-- begin --
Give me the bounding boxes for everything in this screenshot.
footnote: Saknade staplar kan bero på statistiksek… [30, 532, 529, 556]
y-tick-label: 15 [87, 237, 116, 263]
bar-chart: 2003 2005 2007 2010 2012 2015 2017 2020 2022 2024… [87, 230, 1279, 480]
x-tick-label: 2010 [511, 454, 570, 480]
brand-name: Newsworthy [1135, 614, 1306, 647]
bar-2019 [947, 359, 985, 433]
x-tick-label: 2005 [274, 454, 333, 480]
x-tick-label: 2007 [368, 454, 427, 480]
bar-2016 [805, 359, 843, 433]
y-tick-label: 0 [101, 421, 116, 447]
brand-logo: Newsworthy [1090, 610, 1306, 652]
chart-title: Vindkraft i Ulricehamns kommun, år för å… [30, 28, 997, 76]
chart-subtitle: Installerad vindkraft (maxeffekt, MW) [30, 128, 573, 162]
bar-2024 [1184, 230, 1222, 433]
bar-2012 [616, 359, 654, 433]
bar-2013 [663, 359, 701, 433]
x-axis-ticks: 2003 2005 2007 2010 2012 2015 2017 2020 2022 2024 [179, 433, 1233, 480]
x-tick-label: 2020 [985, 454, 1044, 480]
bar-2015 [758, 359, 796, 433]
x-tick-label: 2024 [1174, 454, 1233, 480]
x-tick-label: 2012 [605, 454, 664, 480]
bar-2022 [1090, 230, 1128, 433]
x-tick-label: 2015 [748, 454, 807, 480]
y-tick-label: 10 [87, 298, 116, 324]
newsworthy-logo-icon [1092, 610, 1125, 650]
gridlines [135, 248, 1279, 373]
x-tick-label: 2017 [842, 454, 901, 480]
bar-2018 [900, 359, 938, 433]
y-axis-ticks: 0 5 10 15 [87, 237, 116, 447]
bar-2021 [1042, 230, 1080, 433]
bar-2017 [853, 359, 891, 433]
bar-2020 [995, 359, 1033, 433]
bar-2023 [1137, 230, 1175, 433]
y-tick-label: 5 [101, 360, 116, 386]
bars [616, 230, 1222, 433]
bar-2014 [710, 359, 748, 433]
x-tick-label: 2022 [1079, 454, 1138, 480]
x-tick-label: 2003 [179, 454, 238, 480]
-- end --
Set exercise:
Output every line of the records above verbatim, in the same order and without any changes.

The completed task:
Give me the bounding boxes for everything in this screenshot.
footnote: Saknade staplar kan bero på statistiksek… [30, 532, 529, 556]
y-tick-label: 15 [87, 237, 116, 263]
bar-chart: 2003 2005 2007 2010 2012 2015 2017 2020 2022 2024… [87, 230, 1279, 480]
x-tick-label: 2010 [511, 454, 570, 480]
brand-name: Newsworthy [1135, 614, 1306, 647]
bar-2019 [947, 359, 985, 433]
x-tick-label: 2005 [274, 454, 333, 480]
x-tick-label: 2007 [368, 454, 427, 480]
bar-2016 [805, 359, 843, 433]
y-tick-label: 0 [101, 421, 116, 447]
brand-logo: Newsworthy [1090, 610, 1306, 652]
chart-title: Vindkraft i Ulricehamns kommun, år för å… [30, 28, 997, 76]
chart-subtitle: Installerad vindkraft (maxeffekt, MW) [30, 128, 573, 162]
bar-2024 [1184, 230, 1222, 433]
bar-2012 [616, 359, 654, 433]
bar-2013 [663, 359, 701, 433]
x-axis-ticks: 2003 2005 2007 2010 2012 2015 2017 2020 2022 2024 [179, 433, 1233, 480]
x-tick-label: 2020 [985, 454, 1044, 480]
bar-2015 [758, 359, 796, 433]
x-tick-label: 2024 [1174, 454, 1233, 480]
x-tick-label: 2012 [605, 454, 664, 480]
bar-2022 [1090, 230, 1128, 433]
x-tick-label: 2015 [748, 454, 807, 480]
y-tick-label: 10 [87, 298, 116, 324]
newsworthy-logo-icon [1092, 610, 1125, 650]
gridlines [135, 248, 1279, 373]
x-tick-label: 2017 [842, 454, 901, 480]
bar-2018 [900, 359, 938, 433]
y-axis-ticks: 0 5 10 15 [87, 237, 116, 447]
bar-2021 [1042, 230, 1080, 433]
bar-2017 [853, 359, 891, 433]
bar-2020 [995, 359, 1033, 433]
bar-2023 [1137, 230, 1175, 433]
y-tick-label: 5 [101, 360, 116, 386]
bars [616, 230, 1222, 433]
bar-2014 [710, 359, 748, 433]
x-tick-label: 2022 [1079, 454, 1138, 480]
x-tick-label: 2003 [179, 454, 238, 480]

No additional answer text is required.